START Record set

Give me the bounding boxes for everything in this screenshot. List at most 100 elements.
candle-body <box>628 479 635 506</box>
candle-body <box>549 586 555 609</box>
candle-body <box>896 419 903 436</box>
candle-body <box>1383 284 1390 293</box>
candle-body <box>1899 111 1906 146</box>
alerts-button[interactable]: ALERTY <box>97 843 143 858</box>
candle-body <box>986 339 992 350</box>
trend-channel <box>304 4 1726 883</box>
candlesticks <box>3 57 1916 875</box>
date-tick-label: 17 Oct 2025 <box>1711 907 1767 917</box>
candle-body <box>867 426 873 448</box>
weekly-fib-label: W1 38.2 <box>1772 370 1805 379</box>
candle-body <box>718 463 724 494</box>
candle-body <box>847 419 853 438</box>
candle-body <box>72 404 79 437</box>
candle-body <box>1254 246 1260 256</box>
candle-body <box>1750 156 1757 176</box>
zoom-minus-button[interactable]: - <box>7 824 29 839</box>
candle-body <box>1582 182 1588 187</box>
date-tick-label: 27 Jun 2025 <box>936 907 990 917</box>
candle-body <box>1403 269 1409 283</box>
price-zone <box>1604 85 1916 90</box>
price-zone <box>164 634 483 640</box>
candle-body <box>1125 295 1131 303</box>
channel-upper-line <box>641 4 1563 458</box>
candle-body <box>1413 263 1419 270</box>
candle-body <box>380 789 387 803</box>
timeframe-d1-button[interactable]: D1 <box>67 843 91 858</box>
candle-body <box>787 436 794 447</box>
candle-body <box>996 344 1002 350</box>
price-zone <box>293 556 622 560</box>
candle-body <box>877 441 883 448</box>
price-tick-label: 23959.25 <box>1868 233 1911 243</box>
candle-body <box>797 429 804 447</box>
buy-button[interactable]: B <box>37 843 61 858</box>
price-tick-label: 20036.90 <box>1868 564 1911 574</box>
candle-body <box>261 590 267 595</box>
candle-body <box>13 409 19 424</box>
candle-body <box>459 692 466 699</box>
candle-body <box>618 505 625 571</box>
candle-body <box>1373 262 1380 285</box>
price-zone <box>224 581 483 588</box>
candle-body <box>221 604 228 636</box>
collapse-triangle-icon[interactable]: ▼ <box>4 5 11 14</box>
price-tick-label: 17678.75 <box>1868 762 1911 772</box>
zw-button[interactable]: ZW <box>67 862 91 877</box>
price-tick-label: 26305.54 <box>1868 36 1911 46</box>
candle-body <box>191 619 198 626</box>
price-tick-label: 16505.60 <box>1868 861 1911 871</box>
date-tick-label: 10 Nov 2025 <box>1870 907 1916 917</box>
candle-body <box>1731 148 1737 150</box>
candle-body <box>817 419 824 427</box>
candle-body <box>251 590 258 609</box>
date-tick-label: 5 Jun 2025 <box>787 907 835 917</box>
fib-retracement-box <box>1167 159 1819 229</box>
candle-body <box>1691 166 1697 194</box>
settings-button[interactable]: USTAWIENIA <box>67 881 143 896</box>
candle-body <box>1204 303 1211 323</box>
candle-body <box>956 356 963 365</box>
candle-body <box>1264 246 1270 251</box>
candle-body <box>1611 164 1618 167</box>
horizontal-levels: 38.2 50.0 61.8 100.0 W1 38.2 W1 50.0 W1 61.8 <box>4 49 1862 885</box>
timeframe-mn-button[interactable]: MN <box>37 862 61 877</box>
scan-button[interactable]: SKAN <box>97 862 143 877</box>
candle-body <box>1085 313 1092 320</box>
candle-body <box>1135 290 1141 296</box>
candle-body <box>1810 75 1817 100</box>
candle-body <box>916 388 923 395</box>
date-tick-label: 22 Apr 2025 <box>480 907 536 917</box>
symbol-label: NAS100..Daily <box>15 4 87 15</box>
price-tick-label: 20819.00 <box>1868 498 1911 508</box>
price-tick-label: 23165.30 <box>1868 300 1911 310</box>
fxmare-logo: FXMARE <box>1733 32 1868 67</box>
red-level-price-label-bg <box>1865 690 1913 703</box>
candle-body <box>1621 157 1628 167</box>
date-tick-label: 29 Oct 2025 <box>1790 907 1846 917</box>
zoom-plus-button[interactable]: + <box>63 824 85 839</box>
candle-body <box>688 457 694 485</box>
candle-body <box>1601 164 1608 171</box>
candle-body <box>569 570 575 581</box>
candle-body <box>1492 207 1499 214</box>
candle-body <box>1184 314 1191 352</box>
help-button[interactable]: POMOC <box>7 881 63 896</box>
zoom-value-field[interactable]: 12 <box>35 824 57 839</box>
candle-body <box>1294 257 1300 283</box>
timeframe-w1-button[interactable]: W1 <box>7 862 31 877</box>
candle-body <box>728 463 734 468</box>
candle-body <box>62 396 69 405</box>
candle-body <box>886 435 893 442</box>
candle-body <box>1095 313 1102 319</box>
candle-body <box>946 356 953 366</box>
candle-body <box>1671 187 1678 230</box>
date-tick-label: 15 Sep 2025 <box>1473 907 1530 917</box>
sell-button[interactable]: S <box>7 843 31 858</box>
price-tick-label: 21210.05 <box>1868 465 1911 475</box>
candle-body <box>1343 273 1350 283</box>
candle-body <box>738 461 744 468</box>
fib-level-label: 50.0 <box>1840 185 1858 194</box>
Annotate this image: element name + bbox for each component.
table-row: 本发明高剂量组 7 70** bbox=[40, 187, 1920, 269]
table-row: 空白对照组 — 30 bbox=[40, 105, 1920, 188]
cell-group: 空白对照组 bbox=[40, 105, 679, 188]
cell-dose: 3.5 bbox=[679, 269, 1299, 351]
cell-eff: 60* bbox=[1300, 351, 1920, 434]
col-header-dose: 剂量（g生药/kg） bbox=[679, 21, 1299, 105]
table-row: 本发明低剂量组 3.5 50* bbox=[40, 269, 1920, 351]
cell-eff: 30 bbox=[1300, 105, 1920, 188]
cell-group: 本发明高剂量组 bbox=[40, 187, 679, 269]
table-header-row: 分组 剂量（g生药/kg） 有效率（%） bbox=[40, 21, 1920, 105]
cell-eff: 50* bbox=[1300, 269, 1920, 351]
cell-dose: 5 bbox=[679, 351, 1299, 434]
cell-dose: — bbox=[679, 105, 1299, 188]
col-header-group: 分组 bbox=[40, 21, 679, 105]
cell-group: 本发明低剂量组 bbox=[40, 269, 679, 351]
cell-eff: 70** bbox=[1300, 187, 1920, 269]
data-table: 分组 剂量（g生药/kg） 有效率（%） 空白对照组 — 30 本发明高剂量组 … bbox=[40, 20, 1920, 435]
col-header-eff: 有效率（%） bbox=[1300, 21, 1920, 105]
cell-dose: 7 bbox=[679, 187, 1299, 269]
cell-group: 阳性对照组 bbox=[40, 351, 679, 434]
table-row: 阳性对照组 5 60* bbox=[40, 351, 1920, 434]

END Record set

- [Exercise objective]:
Convert the lines from the beginning of the records through the line containing "candle-body <box>380 789 387 803</box>", inclusive, into a Markdown table with two columns, "Row" and "Line", omitting any blank lines.

- [Final result]:
| Row | Line |
|---|---|
| 1 | Give me the bounding boxes for everything in this screenshot. List at most 100 elements. |
| 2 | candle-body <box>628 479 635 506</box> |
| 3 | candle-body <box>549 586 555 609</box> |
| 4 | candle-body <box>896 419 903 436</box> |
| 5 | candle-body <box>1383 284 1390 293</box> |
| 6 | candle-body <box>1899 111 1906 146</box> |
| 7 | alerts-button[interactable]: ALERTY <box>97 843 143 858</box> |
| 8 | candle-body <box>986 339 992 350</box> |
| 9 | trend-channel <box>304 4 1726 883</box> |
| 10 | candlesticks <box>3 57 1916 875</box> |
| 11 | date-tick-label: 17 Oct 2025 <box>1711 907 1767 917</box> |
| 12 | candle-body <box>867 426 873 448</box> |
| 13 | weekly-fib-label: W1 38.2 <box>1772 370 1805 379</box> |
| 14 | candle-body <box>718 463 724 494</box> |
| 15 | candle-body <box>847 419 853 438</box> |
| 16 | candle-body <box>72 404 79 437</box> |
| 17 | candle-body <box>1254 246 1260 256</box> |
| 18 | candle-body <box>1750 156 1757 176</box> |
| 19 | zoom-minus-button[interactable]: - <box>7 824 29 839</box> |
| 20 | candle-body <box>1582 182 1588 187</box> |
| 21 | date-tick-label: 27 Jun 2025 <box>936 907 990 917</box> |
| 22 | candle-body <box>1403 269 1409 283</box> |
| 23 | price-zone <box>1604 85 1916 90</box> |
| 24 | price-zone <box>164 634 483 640</box> |
| 25 | candle-body <box>1125 295 1131 303</box> |
| 26 | channel-upper-line <box>641 4 1563 458</box> |
| 27 | candle-body <box>1413 263 1419 270</box> |
| 28 | candle-body <box>380 789 387 803</box> |